WORK INSTRUCTIONS:
Count the lines below that contain the word "this" and give only the number.

Dataset entries on figures

-- -- --

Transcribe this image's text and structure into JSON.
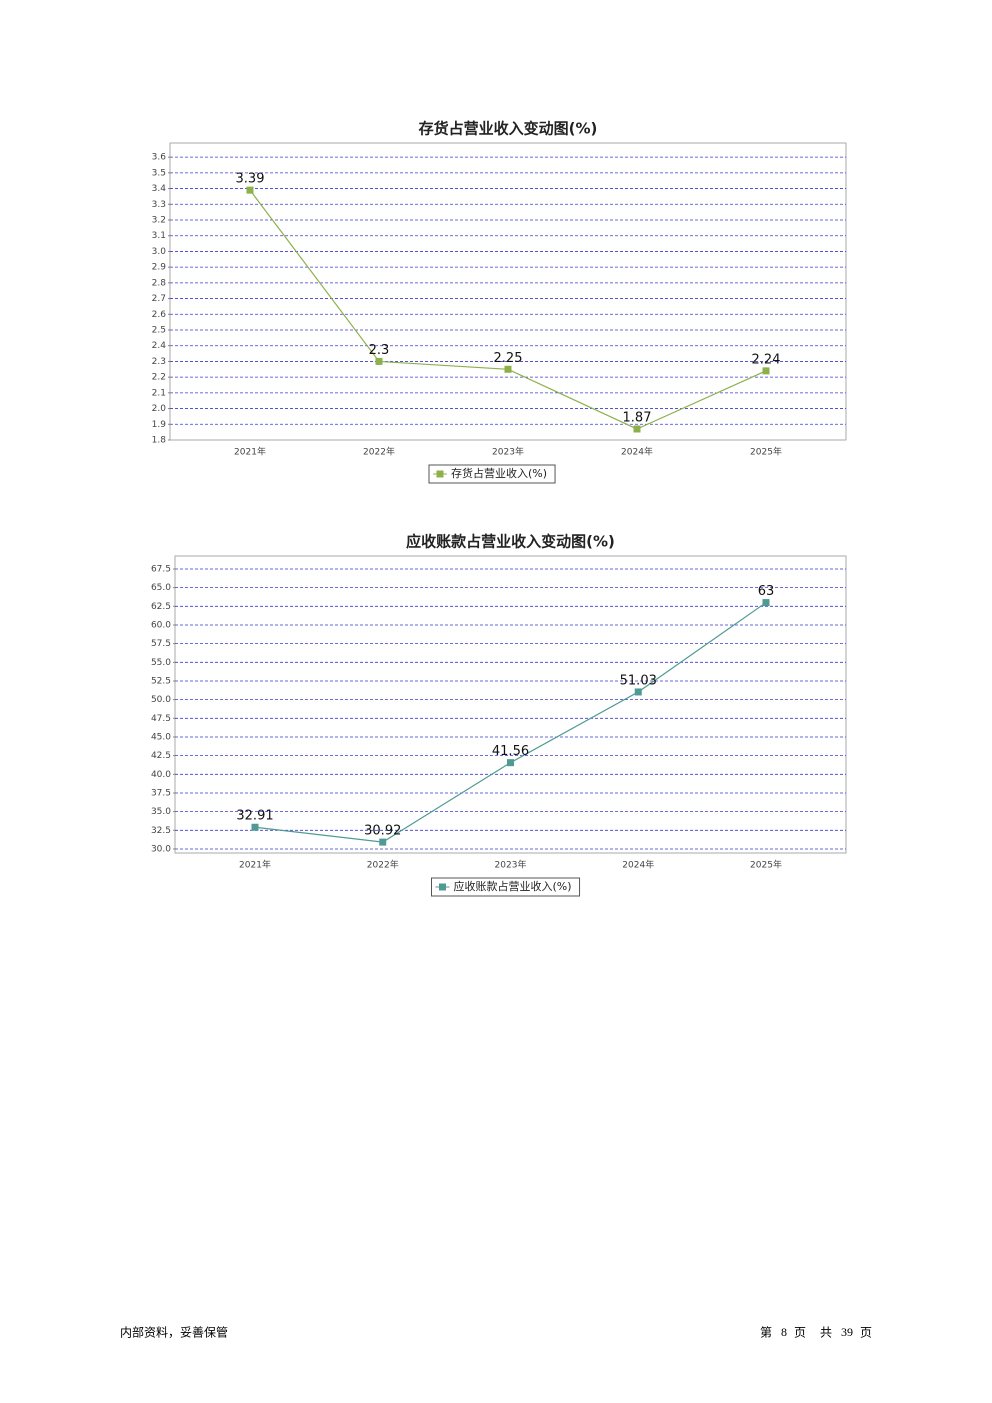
{
  "chart_data": [
    {
      "type": "line",
      "title": "存货占营业收入变动图(%)",
      "categories": [
        "2021年",
        "2022年",
        "2023年",
        "2024年",
        "2025年"
      ],
      "series": [
        {
          "name": "存货占营业收入(%)",
          "color": "#8db04a",
          "values": [
            3.39,
            2.3,
            2.25,
            1.87,
            2.24
          ]
        }
      ],
      "ylim": [
        1.8,
        3.69
      ],
      "yticks": [
        1.8,
        1.9,
        {
          "value": 2,
          "label": "2.0"
        },
        2.1,
        2.2,
        2.3,
        2.4,
        2.5,
        2.6,
        2.7,
        2.8,
        2.9,
        {
          "value": 3,
          "label": "3.0"
        },
        3.1,
        3.2,
        3.3,
        3.4,
        3.5,
        3.6
      ],
      "grid": true,
      "legend": "bottom"
    },
    {
      "type": "line",
      "title": "应收账款占营业收入变动图(%)",
      "categories": [
        "2021年",
        "2022年",
        "2023年",
        "2024年",
        "2025年"
      ],
      "series": [
        {
          "name": "应收账款占营业收入(%)",
          "color": "#4f9a94",
          "values": [
            32.91,
            30.92,
            41.56,
            51.03,
            63
          ]
        }
      ],
      "ylim": [
        29.46,
        69.24
      ],
      "yticks": [
        {
          "value": 30,
          "label": "30.0"
        },
        32.5,
        {
          "value": 35,
          "label": "35.0"
        },
        37.5,
        {
          "value": 40,
          "label": "40.0"
        },
        42.5,
        {
          "value": 45,
          "label": "45.0"
        },
        47.5,
        {
          "value": 50,
          "label": "50.0"
        },
        52.5,
        {
          "value": 55,
          "label": "55.0"
        },
        57.5,
        {
          "value": 60,
          "label": "60.0"
        },
        62.5,
        {
          "value": 65,
          "label": "65.0"
        },
        67.5
      ],
      "grid": true,
      "legend": "bottom"
    }
  ],
  "footer": {
    "left": "内部资料，妥善保管",
    "page_prefix": "第",
    "page": 8,
    "page_suffix": "页",
    "total_prefix": "共",
    "total": 39,
    "total_suffix": "页"
  }
}
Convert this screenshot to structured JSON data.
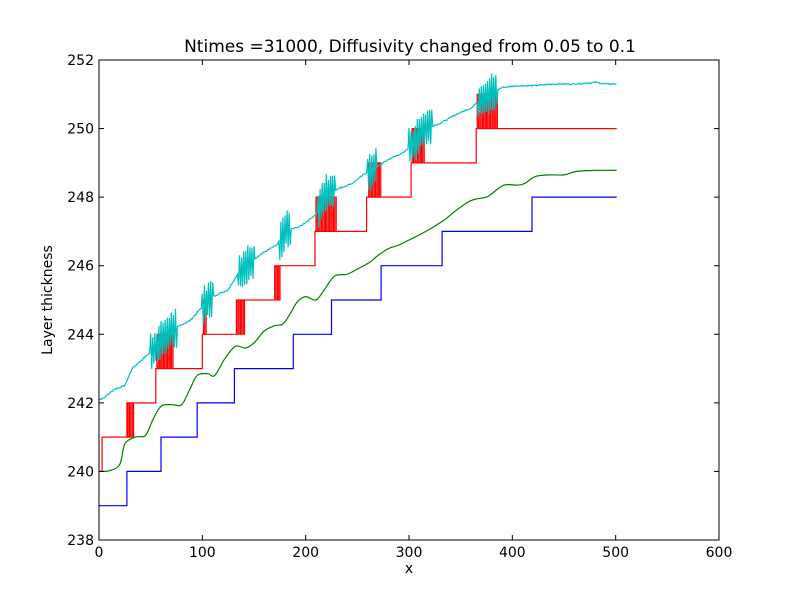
{
  "chart_data": {
    "type": "line",
    "title": "Ntimes =31000, Diffusivity changed from 0.05 to 0.1",
    "xlabel": "x",
    "ylabel": "Layer thickness",
    "xlim": [
      0,
      600
    ],
    "ylim": [
      238,
      252
    ],
    "xticks": [
      0,
      100,
      200,
      300,
      400,
      500,
      600
    ],
    "yticks": [
      238,
      240,
      242,
      244,
      246,
      248,
      250,
      252
    ],
    "grid": false,
    "legend": "none",
    "series": [
      {
        "color": "#0000ff",
        "style": "steps",
        "points": [
          [
            0,
            239
          ],
          [
            27,
            239
          ],
          [
            27,
            240
          ],
          [
            60,
            240
          ],
          [
            60,
            241
          ],
          [
            95,
            241
          ],
          [
            95,
            242
          ],
          [
            131,
            242
          ],
          [
            131,
            243
          ],
          [
            188,
            243
          ],
          [
            188,
            244
          ],
          [
            225,
            244
          ],
          [
            225,
            245
          ],
          [
            273,
            245
          ],
          [
            273,
            246
          ],
          [
            332,
            246
          ],
          [
            332,
            247
          ],
          [
            419,
            247
          ],
          [
            419,
            248
          ],
          [
            501,
            248
          ]
        ]
      },
      {
        "color": "#008000",
        "style": "smooth",
        "points": [
          [
            0,
            240.0
          ],
          [
            10,
            240.02
          ],
          [
            20,
            240.2
          ],
          [
            25,
            240.8
          ],
          [
            35,
            241.0
          ],
          [
            45,
            241.05
          ],
          [
            52,
            241.5
          ],
          [
            60,
            241.9
          ],
          [
            70,
            241.95
          ],
          [
            80,
            241.95
          ],
          [
            88,
            242.4
          ],
          [
            95,
            242.8
          ],
          [
            105,
            242.85
          ],
          [
            112,
            242.8
          ],
          [
            122,
            243.3
          ],
          [
            132,
            243.65
          ],
          [
            142,
            243.6
          ],
          [
            150,
            243.75
          ],
          [
            160,
            244.1
          ],
          [
            170,
            244.25
          ],
          [
            178,
            244.3
          ],
          [
            185,
            244.6
          ],
          [
            192,
            244.95
          ],
          [
            200,
            245.1
          ],
          [
            210,
            245.0
          ],
          [
            218,
            245.3
          ],
          [
            228,
            245.7
          ],
          [
            240,
            245.75
          ],
          [
            250,
            245.9
          ],
          [
            262,
            246.1
          ],
          [
            270,
            246.3
          ],
          [
            280,
            246.5
          ],
          [
            290,
            246.6
          ],
          [
            300,
            246.75
          ],
          [
            310,
            246.9
          ],
          [
            322,
            247.1
          ],
          [
            335,
            247.35
          ],
          [
            345,
            247.6
          ],
          [
            360,
            247.9
          ],
          [
            375,
            248.0
          ],
          [
            380,
            248.1
          ],
          [
            392,
            248.35
          ],
          [
            405,
            248.35
          ],
          [
            412,
            248.4
          ],
          [
            422,
            248.6
          ],
          [
            435,
            248.65
          ],
          [
            450,
            248.65
          ],
          [
            462,
            248.75
          ],
          [
            480,
            248.78
          ],
          [
            501,
            248.78
          ]
        ]
      },
      {
        "color": "#ff0000",
        "style": "noisy-steps",
        "points": [
          [
            0,
            240
          ],
          [
            3,
            240
          ],
          [
            3,
            241
          ],
          [
            28,
            241
          ],
          [
            28,
            242
          ],
          [
            55,
            242
          ],
          [
            55,
            243
          ],
          [
            100,
            243
          ],
          [
            100,
            244
          ],
          [
            133,
            244
          ],
          [
            133,
            245
          ],
          [
            170,
            245
          ],
          [
            170,
            246
          ],
          [
            209,
            246
          ],
          [
            209,
            247
          ],
          [
            259,
            247
          ],
          [
            259,
            248
          ],
          [
            302,
            248
          ],
          [
            302,
            249
          ],
          [
            365,
            249
          ],
          [
            365,
            250
          ],
          [
            501,
            250
          ]
        ],
        "oscillation_ranges": [
          [
            27,
            34
          ],
          [
            56,
            72
          ],
          [
            101,
            104
          ],
          [
            133,
            142
          ],
          [
            170,
            176
          ],
          [
            210,
            230
          ],
          [
            261,
            274
          ],
          [
            303,
            315
          ],
          [
            366,
            386
          ]
        ]
      },
      {
        "color": "#00bfbf",
        "style": "noisy-smooth",
        "points": [
          [
            0,
            242.1
          ],
          [
            5,
            242.15
          ],
          [
            15,
            242.4
          ],
          [
            25,
            242.5
          ],
          [
            32,
            243.0
          ],
          [
            45,
            243.35
          ],
          [
            55,
            243.6
          ],
          [
            65,
            244.0
          ],
          [
            75,
            244.2
          ],
          [
            88,
            244.4
          ],
          [
            100,
            244.8
          ],
          [
            110,
            245.1
          ],
          [
            125,
            245.3
          ],
          [
            135,
            245.8
          ],
          [
            145,
            246.1
          ],
          [
            160,
            246.4
          ],
          [
            172,
            246.6
          ],
          [
            180,
            247.0
          ],
          [
            195,
            247.15
          ],
          [
            210,
            247.5
          ],
          [
            220,
            248.1
          ],
          [
            232,
            248.25
          ],
          [
            245,
            248.4
          ],
          [
            258,
            248.7
          ],
          [
            268,
            248.85
          ],
          [
            280,
            249.1
          ],
          [
            295,
            249.3
          ],
          [
            305,
            249.6
          ],
          [
            315,
            250.0
          ],
          [
            330,
            250.15
          ],
          [
            345,
            250.4
          ],
          [
            360,
            250.6
          ],
          [
            370,
            250.85
          ],
          [
            378,
            251.0
          ],
          [
            390,
            251.2
          ],
          [
            405,
            251.25
          ],
          [
            420,
            251.25
          ],
          [
            440,
            251.3
          ],
          [
            460,
            251.3
          ],
          [
            480,
            251.35
          ],
          [
            490,
            251.3
          ],
          [
            501,
            251.3
          ]
        ],
        "noise_ranges": [
          [
            50,
            75
          ],
          [
            100,
            110
          ],
          [
            135,
            150
          ],
          [
            175,
            185
          ],
          [
            212,
            228
          ],
          [
            260,
            268
          ],
          [
            300,
            322
          ],
          [
            367,
            385
          ]
        ]
      }
    ]
  }
}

-- -- --

THE REPLY:
2